◆ What you need to do
Copy everything from the line that contains "- annotation-layer: 0°" down to the line that contains "- y-tick-label: 34: [38, 347, 57, 365]", including both of those lines, with no changes.

============

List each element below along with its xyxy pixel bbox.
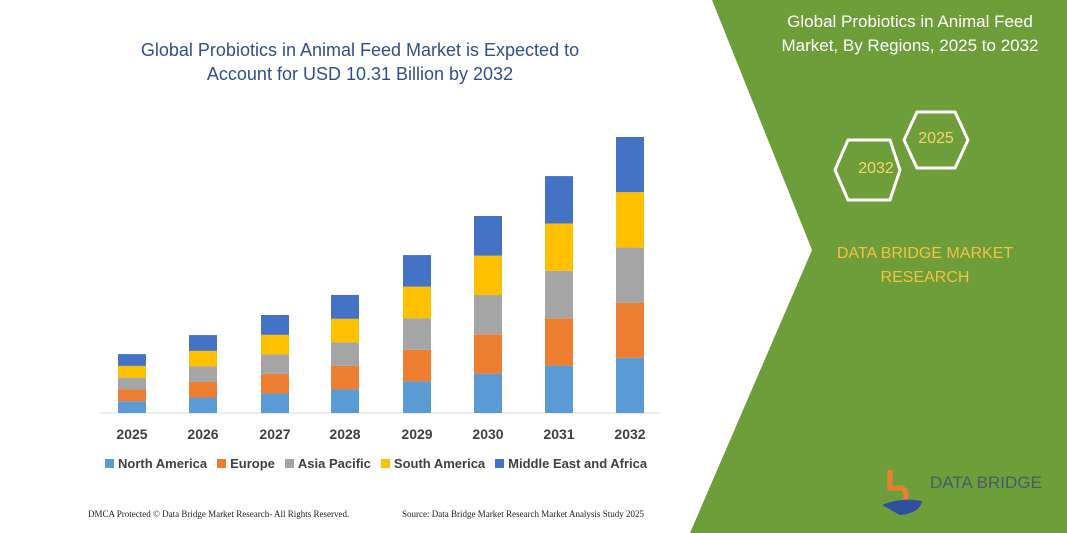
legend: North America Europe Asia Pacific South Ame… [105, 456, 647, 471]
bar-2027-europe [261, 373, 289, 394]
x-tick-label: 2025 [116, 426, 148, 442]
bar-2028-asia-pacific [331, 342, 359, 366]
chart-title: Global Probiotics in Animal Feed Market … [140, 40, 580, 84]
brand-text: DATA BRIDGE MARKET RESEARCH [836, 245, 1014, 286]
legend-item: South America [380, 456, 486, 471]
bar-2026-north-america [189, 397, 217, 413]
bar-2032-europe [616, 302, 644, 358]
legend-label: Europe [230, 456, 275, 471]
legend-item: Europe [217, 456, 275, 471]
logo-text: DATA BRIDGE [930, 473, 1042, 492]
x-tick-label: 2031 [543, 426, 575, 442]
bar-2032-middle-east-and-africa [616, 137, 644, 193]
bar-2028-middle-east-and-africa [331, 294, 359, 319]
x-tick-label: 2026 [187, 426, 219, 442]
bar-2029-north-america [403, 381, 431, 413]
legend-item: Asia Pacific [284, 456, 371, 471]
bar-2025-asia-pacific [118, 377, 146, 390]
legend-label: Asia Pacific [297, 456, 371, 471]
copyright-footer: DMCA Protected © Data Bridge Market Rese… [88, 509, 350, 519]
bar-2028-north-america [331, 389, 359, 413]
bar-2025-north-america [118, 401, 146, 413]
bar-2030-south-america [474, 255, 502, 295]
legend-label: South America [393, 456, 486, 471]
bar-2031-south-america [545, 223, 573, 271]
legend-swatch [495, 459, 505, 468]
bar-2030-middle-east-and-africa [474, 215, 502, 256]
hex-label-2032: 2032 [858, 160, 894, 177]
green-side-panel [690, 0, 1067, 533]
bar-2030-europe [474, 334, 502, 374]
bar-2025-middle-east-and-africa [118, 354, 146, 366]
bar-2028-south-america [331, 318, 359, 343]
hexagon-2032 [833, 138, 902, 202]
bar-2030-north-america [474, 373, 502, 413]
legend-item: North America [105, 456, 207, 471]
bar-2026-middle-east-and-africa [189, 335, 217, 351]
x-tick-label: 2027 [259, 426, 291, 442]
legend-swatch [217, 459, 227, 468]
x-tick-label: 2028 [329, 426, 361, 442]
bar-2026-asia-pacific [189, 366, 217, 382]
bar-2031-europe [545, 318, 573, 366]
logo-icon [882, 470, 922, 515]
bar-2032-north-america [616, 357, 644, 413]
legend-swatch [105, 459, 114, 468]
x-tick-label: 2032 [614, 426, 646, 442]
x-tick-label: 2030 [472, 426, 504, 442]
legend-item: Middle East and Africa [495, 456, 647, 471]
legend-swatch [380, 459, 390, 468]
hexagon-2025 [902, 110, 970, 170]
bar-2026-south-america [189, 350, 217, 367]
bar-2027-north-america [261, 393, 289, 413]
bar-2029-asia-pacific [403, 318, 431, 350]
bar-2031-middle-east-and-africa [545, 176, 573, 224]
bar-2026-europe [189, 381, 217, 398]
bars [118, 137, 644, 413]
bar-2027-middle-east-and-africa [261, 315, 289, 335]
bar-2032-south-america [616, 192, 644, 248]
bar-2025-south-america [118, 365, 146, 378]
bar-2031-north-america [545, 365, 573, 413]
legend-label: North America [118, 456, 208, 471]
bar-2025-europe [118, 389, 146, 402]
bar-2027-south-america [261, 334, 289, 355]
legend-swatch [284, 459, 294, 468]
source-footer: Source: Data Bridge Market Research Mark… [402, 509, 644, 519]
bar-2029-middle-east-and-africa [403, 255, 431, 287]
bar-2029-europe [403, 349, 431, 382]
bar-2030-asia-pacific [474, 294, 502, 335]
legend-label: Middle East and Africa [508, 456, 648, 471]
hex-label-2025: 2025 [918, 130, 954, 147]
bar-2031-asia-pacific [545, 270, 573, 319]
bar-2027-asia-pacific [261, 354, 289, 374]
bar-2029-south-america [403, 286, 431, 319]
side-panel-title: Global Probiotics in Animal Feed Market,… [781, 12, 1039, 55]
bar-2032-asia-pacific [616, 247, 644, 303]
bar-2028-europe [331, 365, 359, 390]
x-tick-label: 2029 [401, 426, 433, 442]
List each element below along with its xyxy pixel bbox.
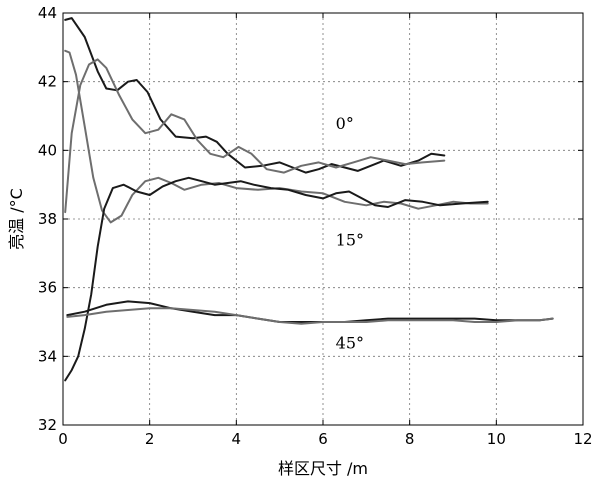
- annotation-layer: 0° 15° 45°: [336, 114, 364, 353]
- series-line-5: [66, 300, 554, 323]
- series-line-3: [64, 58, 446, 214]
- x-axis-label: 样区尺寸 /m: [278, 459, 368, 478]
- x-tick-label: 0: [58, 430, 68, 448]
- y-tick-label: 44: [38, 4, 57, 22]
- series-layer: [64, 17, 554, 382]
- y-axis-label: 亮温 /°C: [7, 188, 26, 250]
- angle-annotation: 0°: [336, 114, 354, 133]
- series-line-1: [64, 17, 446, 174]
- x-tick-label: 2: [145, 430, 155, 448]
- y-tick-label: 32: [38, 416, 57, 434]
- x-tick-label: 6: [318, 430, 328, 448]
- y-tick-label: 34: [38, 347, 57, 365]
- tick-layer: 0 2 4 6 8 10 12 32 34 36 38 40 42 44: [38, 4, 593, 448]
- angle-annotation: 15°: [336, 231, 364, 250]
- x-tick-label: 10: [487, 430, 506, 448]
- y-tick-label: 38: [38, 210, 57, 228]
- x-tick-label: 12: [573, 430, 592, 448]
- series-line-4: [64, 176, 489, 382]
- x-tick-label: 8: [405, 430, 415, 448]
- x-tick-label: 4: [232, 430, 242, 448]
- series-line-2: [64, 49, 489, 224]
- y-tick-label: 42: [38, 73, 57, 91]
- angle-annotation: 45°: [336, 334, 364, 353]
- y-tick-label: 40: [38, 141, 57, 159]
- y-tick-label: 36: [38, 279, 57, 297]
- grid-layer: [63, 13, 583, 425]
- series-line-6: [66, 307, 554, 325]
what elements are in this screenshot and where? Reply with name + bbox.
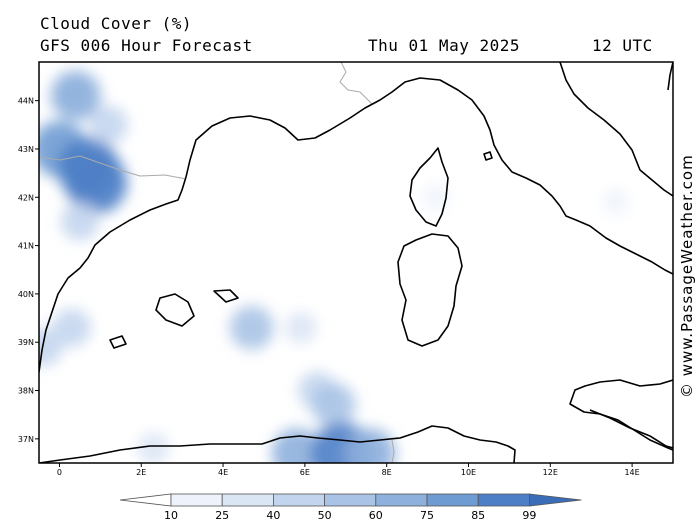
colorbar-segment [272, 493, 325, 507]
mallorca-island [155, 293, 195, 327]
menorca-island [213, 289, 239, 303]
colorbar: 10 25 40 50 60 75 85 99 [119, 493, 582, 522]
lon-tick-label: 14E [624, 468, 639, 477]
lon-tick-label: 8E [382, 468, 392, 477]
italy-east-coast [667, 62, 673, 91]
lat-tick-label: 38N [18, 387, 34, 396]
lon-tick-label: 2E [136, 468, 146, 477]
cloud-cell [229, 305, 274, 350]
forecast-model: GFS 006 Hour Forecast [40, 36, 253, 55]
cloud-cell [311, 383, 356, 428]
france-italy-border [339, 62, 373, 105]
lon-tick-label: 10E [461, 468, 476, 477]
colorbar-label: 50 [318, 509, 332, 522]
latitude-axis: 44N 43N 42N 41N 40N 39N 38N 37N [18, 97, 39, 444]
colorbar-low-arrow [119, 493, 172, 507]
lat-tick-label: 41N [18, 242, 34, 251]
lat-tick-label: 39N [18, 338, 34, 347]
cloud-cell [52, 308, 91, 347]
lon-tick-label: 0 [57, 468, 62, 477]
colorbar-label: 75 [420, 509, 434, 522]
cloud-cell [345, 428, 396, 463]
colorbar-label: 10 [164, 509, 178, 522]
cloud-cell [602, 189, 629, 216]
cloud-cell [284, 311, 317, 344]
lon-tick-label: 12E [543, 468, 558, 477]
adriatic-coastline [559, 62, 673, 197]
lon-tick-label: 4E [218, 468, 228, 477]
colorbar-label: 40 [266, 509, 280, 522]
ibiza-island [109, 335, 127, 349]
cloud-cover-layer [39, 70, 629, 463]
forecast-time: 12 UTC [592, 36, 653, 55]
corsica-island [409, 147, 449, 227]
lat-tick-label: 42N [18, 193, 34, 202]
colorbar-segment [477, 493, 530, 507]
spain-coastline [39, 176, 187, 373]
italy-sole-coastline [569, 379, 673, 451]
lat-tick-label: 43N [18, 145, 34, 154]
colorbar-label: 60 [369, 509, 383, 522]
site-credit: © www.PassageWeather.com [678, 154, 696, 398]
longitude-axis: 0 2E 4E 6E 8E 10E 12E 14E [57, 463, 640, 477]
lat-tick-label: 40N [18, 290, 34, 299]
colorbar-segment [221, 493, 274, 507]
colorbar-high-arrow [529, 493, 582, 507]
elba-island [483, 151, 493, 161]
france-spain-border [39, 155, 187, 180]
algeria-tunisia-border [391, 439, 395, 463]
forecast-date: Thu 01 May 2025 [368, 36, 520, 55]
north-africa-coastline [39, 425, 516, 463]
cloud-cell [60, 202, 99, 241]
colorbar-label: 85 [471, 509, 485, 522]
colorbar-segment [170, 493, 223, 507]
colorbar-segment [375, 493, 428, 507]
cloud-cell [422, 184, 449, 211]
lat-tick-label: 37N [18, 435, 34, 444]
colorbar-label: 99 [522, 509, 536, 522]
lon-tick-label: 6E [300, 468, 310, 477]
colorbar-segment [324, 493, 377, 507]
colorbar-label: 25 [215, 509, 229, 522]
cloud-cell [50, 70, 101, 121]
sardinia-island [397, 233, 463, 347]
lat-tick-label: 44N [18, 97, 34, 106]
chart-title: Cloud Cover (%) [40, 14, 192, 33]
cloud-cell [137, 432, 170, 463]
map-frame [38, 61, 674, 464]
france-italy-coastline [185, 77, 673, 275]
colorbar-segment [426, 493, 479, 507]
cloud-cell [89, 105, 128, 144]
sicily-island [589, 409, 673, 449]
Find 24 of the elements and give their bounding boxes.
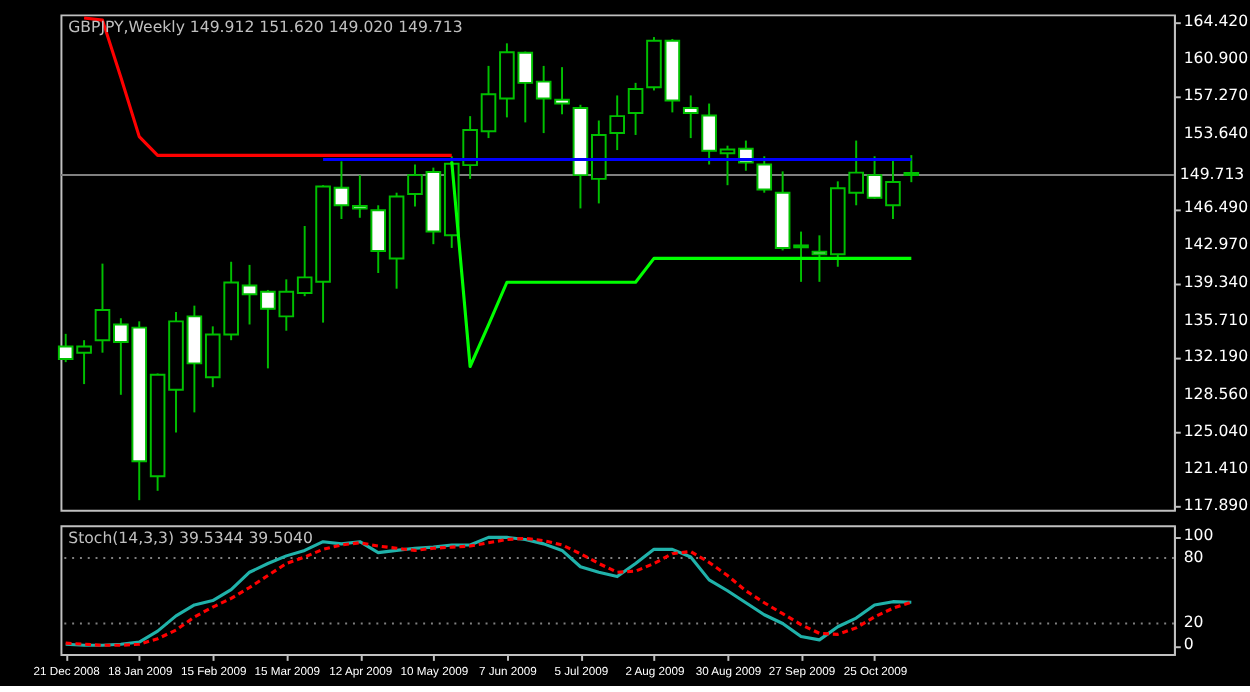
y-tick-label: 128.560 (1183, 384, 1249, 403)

============

◆ Written solution
- annotation-layer: 0° 15° 45°: [336, 114, 364, 353]
- series-line-5: [66, 300, 554, 323]
- series-line-3: [64, 58, 446, 214]
- x-axis-label: 样区尺寸 /m: [278, 459, 368, 478]
- x-tick-label: 0: [58, 430, 68, 448]
- y-tick-label: 44: [38, 4, 57, 22]
- series-layer: [64, 17, 554, 382]
- y-axis-label: 亮温 /°C: [7, 188, 26, 250]
- angle-annotation: 0°: [336, 114, 354, 133]
- series-line-1: [64, 17, 446, 174]
- x-tick-label: 2: [145, 430, 155, 448]
- y-tick-label: 32: [38, 416, 57, 434]
- x-tick-label: 6: [318, 430, 328, 448]
- y-tick-label: 34: [38, 347, 57, 365]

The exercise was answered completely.